Exercise prompt:
Write out all of the data exactly as it appears.

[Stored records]
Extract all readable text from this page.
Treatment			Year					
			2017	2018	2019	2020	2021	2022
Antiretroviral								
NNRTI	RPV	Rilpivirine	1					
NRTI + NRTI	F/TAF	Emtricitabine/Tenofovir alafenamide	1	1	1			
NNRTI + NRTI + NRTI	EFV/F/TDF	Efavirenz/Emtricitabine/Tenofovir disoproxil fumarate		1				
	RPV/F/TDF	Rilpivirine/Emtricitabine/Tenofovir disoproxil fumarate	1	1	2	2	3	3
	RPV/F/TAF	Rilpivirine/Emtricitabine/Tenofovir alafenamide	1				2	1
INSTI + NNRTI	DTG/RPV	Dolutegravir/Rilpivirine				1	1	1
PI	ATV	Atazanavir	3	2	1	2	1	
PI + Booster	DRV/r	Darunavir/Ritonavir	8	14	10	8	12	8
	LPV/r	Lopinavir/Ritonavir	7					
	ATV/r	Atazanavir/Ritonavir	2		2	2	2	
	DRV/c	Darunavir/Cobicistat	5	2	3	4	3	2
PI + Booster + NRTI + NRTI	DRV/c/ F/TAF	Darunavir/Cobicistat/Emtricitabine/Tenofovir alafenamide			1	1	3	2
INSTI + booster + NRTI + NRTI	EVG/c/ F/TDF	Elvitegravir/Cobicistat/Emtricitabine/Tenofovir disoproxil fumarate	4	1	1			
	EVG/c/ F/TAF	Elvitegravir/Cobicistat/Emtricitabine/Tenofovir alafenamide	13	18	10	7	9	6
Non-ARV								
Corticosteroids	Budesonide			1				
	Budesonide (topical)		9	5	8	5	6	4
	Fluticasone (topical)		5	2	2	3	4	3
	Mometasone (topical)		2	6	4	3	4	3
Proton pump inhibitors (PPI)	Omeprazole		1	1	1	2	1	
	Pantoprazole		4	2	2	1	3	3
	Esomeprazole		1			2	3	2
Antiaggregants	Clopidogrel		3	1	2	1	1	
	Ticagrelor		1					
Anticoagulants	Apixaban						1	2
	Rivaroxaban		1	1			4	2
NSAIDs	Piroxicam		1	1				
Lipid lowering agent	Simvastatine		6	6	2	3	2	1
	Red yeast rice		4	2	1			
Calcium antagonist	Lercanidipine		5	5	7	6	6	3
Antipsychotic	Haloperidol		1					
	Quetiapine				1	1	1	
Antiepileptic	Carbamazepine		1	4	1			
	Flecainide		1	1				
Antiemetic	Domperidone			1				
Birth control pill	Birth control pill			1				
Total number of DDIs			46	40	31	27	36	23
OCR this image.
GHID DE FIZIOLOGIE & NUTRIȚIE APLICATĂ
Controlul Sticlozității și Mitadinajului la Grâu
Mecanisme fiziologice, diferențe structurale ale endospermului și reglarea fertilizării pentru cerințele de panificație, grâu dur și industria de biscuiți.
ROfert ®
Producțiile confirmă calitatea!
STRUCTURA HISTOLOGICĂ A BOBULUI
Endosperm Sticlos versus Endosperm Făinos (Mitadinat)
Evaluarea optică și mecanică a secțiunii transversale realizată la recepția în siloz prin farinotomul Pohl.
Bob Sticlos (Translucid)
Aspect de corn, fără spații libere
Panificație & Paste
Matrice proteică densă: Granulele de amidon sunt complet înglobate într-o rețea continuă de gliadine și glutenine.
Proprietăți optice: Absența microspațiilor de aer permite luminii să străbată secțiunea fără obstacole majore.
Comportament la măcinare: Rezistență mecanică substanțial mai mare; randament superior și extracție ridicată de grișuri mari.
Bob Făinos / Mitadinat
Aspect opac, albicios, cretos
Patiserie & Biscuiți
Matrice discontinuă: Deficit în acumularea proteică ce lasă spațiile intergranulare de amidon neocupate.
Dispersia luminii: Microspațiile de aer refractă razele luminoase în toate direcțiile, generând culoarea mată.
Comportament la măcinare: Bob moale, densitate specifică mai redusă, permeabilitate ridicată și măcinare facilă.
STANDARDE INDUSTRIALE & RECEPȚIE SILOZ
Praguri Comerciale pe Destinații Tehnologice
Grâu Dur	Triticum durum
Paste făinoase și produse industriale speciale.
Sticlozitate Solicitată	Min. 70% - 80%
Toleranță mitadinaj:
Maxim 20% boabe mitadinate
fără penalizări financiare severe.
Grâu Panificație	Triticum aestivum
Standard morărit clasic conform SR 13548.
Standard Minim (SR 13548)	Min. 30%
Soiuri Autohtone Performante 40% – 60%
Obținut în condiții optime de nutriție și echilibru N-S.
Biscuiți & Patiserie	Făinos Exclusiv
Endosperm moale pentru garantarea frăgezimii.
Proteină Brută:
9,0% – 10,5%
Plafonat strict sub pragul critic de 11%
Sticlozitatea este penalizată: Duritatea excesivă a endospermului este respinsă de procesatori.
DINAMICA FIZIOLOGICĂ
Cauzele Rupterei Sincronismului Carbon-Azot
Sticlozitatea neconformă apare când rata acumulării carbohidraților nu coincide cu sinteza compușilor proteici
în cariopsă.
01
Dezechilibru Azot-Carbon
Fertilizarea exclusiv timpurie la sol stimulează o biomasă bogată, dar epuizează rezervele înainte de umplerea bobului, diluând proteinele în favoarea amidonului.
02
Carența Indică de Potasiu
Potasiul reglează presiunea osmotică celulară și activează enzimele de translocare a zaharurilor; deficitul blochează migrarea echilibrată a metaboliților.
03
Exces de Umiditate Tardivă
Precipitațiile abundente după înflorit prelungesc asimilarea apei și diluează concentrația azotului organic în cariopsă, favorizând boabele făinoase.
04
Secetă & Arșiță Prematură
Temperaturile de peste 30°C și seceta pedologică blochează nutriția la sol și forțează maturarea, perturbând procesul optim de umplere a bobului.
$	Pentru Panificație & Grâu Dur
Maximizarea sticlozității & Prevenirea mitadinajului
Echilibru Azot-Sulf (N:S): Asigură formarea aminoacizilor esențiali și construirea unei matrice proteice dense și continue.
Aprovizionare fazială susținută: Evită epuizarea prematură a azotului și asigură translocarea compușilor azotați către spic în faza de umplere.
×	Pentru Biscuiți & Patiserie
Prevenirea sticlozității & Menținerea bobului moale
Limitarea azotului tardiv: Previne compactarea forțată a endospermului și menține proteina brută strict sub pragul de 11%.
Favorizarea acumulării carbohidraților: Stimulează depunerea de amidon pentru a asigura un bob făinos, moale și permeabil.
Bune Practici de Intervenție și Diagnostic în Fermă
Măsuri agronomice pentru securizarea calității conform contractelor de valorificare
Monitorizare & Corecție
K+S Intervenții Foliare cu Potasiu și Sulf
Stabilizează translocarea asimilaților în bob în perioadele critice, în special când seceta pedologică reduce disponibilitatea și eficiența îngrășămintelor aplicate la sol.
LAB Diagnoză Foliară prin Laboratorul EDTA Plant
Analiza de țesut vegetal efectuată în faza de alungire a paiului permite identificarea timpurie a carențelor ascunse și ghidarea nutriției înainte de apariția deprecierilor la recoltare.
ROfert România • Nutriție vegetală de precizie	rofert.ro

Result:
Extract all readable text from this page.
Treatment			Year					
			2017	2018	2019	2020	2021	2022
Antiretroviral								
NNRTI	RPV	Rilpivirine	1					
NRTI + NRTI	F/TAF	Emtricitabine/Tenofovir alafenamide	1	1	1			
NNRTI + NRTI + NRTI	EFV/F/TDF	Efavirenz/Emtricitabine/Tenofovir disoproxil fumarate		1				
	RPV/F/TDF	Rilpivirine/Emtricitabine/Tenofovir disoproxil fumarate	1	1	2	2	3	3
	RPV/F/TAF	Rilpivirine/Emtricitabine/Tenofovir alafenamide	1				2	1
INSTI + NNRTI	DTG/RPV	Dolutegravir/Rilpivirine				1	1	1
PI	ATV	Atazanavir	3	2	1	2	1	
PI + Booster	DRV/r	Darunavir/Ritonavir	8	14	10	8	12	8
	LPV/r	Lopinavir/Ritonavir	7					
	ATV/r	Atazanavir/Ritonavir	2		2	2	2	
	DRV/c	Darunavir/Cobicistat	5	2	3	4	3	2
PI + Booster + NRTI + NRTI	DRV/c/ F/TAF	Darunavir/Cobicistat/Emtricitabine/Tenofovir alafenamide			1	1	3	2
INSTI + booster + NRTI + NRTI	EVG/c/ F/TDF	Elvitegravir/Cobicistat/Emtricitabine/Tenofovir disoproxil fumarate	4	1	1			
	EVG/c/ F/TAF	Elvitegravir/Cobicistat/Emtricitabine/Tenofovir alafenamide	13	18	10	7	9	6
Non-ARV								
Corticosteroids	Budesonide			1				
	Budesonide (topical)		9	5	8	5	6	4
	Fluticasone (topical)		5	2	2	3	4	3
	Mometasone (topical)		2	6	4	3	4	3
Proton pump inhibitors (PPI)	Omeprazole		1	1	1	2	1	
	Pantoprazole		4	2	2	1	3	3
	Esomeprazole		1			2	3	2
Antiaggregants	Clopidogrel		3	1	2	1	1	
	Ticagrelor		1					
Anticoagulants	Apixaban						1	2
	Rivaroxaban		1	1			4	2
NSAIDs	Piroxicam		1	1				
Lipid lowering agent	Simvastatine		6	6	2	3	2	1
	Red yeast rice		4	2	1			
Calcium antagonist	Lercanidipine		5	5	7	6	6	3
Antipsychotic	Haloperidol		1					
	Quetiapine				1	1	1	
Antiepileptic	Carbamazepine		1	4	1			
	Flecainide		1	1				
Antiemetic	Domperidone			1				
Birth control pill	Birth control pill			1				
Total number of DDIs			46	40	31	27	36	23
OCR this image.
GHID DE FIZIOLOGIE & NUTRIȚIE APLICATĂ
Controlul Sticlozității și Mitadinajului la Grâu
Mecanisme fiziologice, diferențe structurale ale endospermului și reglarea fertilizării pentru cerințele de panificație, grâu dur și industria de biscuiți.
ROfert ®
Producțiile confirmă calitatea!
STRUCTURA HISTOLOGICĂ A BOBULUI
Endosperm Sticlos versus Endosperm Făinos (Mitadinat)
Evaluarea optică și mecanică a secțiunii transversale realizată la recepția în siloz prin farinotomul Pohl.
Bob Sticlos (Translucid)
Aspect de corn, fără spații libere
Panificație & Paste
Matrice proteică densă: Granulele de amidon sunt complet înglobate într-o rețea continuă de gliadine și glutenine.
Proprietăți optice: Absența microspațiilor de aer permite luminii să străbată secțiunea fără obstacole majore.
Comportament la măcinare: Rezistență mecanică substanțial mai mare; randament superior și extracție ridicată de grișuri mari.
Bob Făinos / Mitadinat
Aspect opac, albicios, cretos
Patiserie & Biscuiți
Matrice discontinuă: Deficit în acumularea proteică ce lasă spațiile intergranulare de amidon neocupate.
Dispersia luminii: Microspațiile de aer refractă razele luminoase în toate direcțiile, generând culoarea mată.
Comportament la măcinare: Bob moale, densitate specifică mai redusă, permeabilitate ridicată și măcinare facilă.
STANDARDE INDUSTRIALE & RECEPȚIE SILOZ
Praguri Comerciale pe Destinații Tehnologice
Grâu Dur	Triticum durum
Paste făinoase și produse industriale speciale.
Sticlozitate Solicitată	Min. 70% - 80%
Toleranță mitadinaj:
Maxim 20% boabe mitadinate
fără penalizări financiare severe.
Grâu Panificație	Triticum aestivum
Standard morărit clasic conform SR 13548.
Standard Minim (SR 13548)	Min. 30%
Soiuri Autohtone Performante 40% – 60%
Obținut în condiții optime de nutriție și echilibru N-S.
Biscuiți & Patiserie	Făinos Exclusiv
Endosperm moale pentru garantarea frăgezimii.
Proteină Brută:
9,0% – 10,5%
Plafonat strict sub pragul critic de 11%
Sticlozitatea este penalizată: Duritatea excesivă a endospermului este respinsă de procesatori.
DINAMICA FIZIOLOGICĂ
Cauzele Rupterei Sincronismului Carbon-Azot
Sticlozitatea neconformă apare când rata acumulării carbohidraților nu coincide cu sinteza compușilor proteici
în cariopsă.
01
Dezechilibru Azot-Carbon
Fertilizarea exclusiv timpurie la sol stimulează o biomasă bogată, dar epuizează rezervele înainte de umplerea bobului, diluând proteinele în favoarea amidonului.
02
Carența Indică de Potasiu
Potasiul reglează presiunea osmotică celulară și activează enzimele de translocare a zaharurilor; deficitul blochează migrarea echilibrată a metaboliților.
03
Exces de Umiditate Tardivă
Precipitațiile abundente după înflorit prelungesc asimilarea apei și diluează concentrația azotului organic în cariopsă, favorizând boabele făinoase.
04
Secetă & Arșiță Prematură
Temperaturile de peste 30°C și seceta pedologică blochează nutriția la sol și forțează maturarea, perturbând procesul optim de umplere a bobului.
$	Pentru Panificație & Grâu Dur
Maximizarea sticlozității & Prevenirea mitadinajului
Echilibru Azot-Sulf (N:S): Asigură formarea aminoacizilor esențiali și construirea unei matrice proteice dense și continue.
Aprovizionare fazială susținută: Evită epuizarea prematură a azotului și asigură translocarea compușilor azotați către spic în faza de umplere.
×	Pentru Biscuiți & Patiserie
Prevenirea sticlozității & Menținerea bobului moale
Limitarea azotului tardiv: Previne compactarea forțată a endospermului și menține proteina brută strict sub pragul de 11%.
Favorizarea acumulării carbohidraților: Stimulează depunerea de amidon pentru a asigura un bob făinos, moale și permeabil.
Bune Practici de Intervenție și Diagnostic în Fermă
Măsuri agronomice pentru securizarea calității conform contractelor de valorificare
Monitorizare & Corecție
K+S Intervenții Foliare cu Potasiu și Sulf
Stabilizează translocarea asimilaților în bob în perioadele critice, în special când seceta pedologică reduce disponibilitatea și eficiența îngrășămintelor aplicate la sol.
LAB Diagnoză Foliară prin Laboratorul EDTA Plant
Analiza de țesut vegetal efectuată în faza de alungire a paiului permite identificarea timpurie a carențelor ascunse și ghidarea nutriției înainte de apariția deprecierilor la recoltare.
ROfert România • Nutriție vegetală de precizie	rofert.ro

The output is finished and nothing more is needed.